>> BEGIN

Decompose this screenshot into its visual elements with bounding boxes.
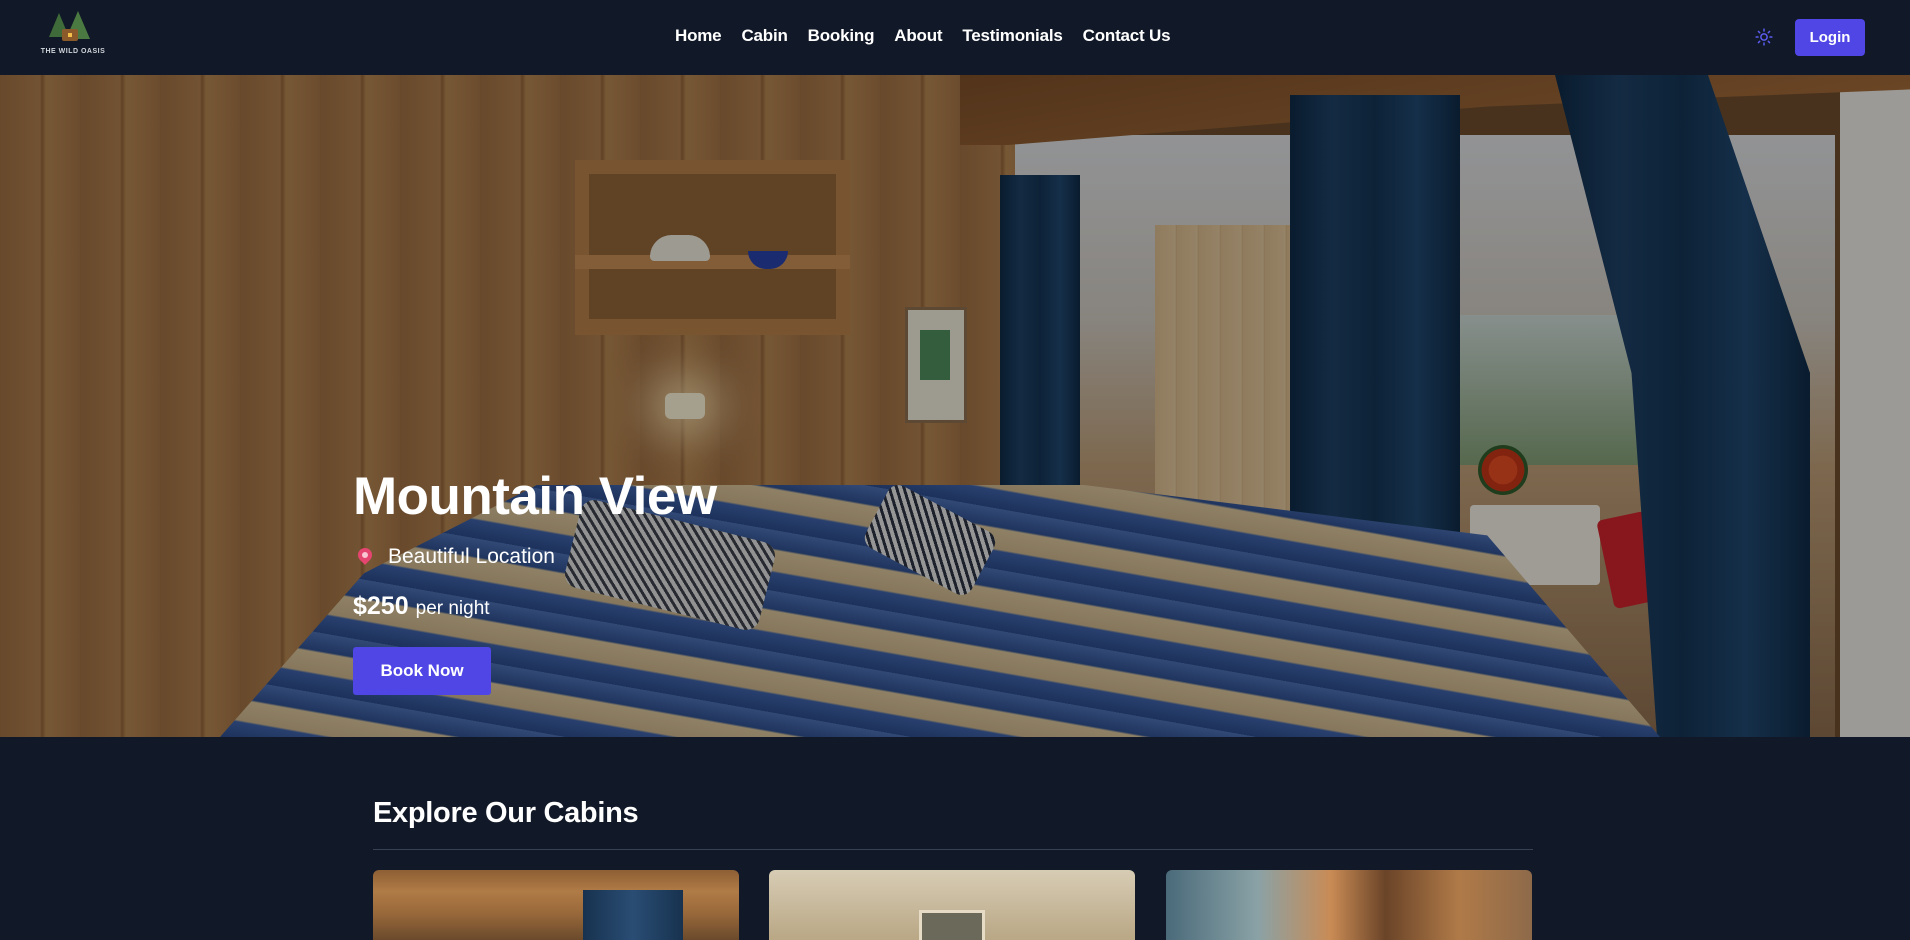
main-nav: Home Cabin Booking About Testimonials Co… xyxy=(675,24,1190,48)
section-title: Explore Our Cabins xyxy=(373,797,639,829)
hero-title: Mountain View xyxy=(353,467,717,526)
nav-cabin[interactable]: Cabin xyxy=(741,24,787,48)
brand-name: THE WILD OASIS xyxy=(40,48,106,55)
price-unit: per night xyxy=(415,598,490,619)
theme-toggle-button[interactable] xyxy=(1754,27,1774,47)
location-label: Beautiful Location xyxy=(388,545,555,568)
hero-banner: Mountain View Beautiful Location $250 pe… xyxy=(0,75,1910,737)
section-divider xyxy=(373,849,1533,850)
nav-contact-us[interactable]: Contact Us xyxy=(1083,24,1171,48)
cabin-card-2[interactable] xyxy=(769,870,1135,940)
top-navbar: THE WILD OASIS Home Cabin Booking About … xyxy=(0,0,1910,76)
cabin-card-1[interactable] xyxy=(373,870,739,940)
nav-home[interactable]: Home xyxy=(675,24,722,48)
nav-testimonials[interactable]: Testimonials xyxy=(962,24,1062,48)
price-amount: $250 xyxy=(353,592,409,620)
hero-overlay xyxy=(0,75,1910,737)
hero-content: Mountain View Beautiful Location $250 pe… xyxy=(353,467,717,695)
cabin-icon xyxy=(62,29,78,41)
nav-about[interactable]: About xyxy=(894,24,942,48)
login-button[interactable]: Login xyxy=(1795,19,1865,56)
sun-icon xyxy=(1755,28,1773,46)
hero-location: Beautiful Location xyxy=(353,545,717,569)
location-pin-icon xyxy=(355,545,375,565)
brand-logo[interactable]: THE WILD OASIS xyxy=(38,9,108,59)
hero-price: $250 per night xyxy=(353,592,717,621)
nav-booking[interactable]: Booking xyxy=(808,24,875,48)
book-now-button[interactable]: Book Now xyxy=(353,647,491,695)
cabin-card-3[interactable] xyxy=(1166,870,1532,940)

>> END

■ Problem to solve ■
Transcribe the entries from the line with "main-nav: Home Cabin" up to and including the line with "nav-home[interactable]: Home xyxy=(675,24,722,48)", keeping each one exactly as it appears.

■ Response to this task ■
main-nav: Home Cabin Booking About Testimonials Co… xyxy=(675,24,1190,48)
section-title: Explore Our Cabins xyxy=(373,797,639,829)
hero-title: Mountain View xyxy=(353,467,717,526)
nav-cabin[interactable]: Cabin xyxy=(741,24,787,48)
brand-name: THE WILD OASIS xyxy=(40,48,106,55)
price-unit: per night xyxy=(415,598,490,619)
theme-toggle-button[interactable] xyxy=(1754,27,1774,47)
location-label: Beautiful Location xyxy=(388,545,555,568)
hero-banner: Mountain View Beautiful Location $250 pe… xyxy=(0,75,1910,737)
section-divider xyxy=(373,849,1533,850)
nav-contact-us[interactable]: Contact Us xyxy=(1083,24,1171,48)
cabin-card-2[interactable] xyxy=(769,870,1135,940)
top-navbar: THE WILD OASIS Home Cabin Booking About … xyxy=(0,0,1910,76)
cabin-card-1[interactable] xyxy=(373,870,739,940)
nav-home[interactable]: Home xyxy=(675,24,722,48)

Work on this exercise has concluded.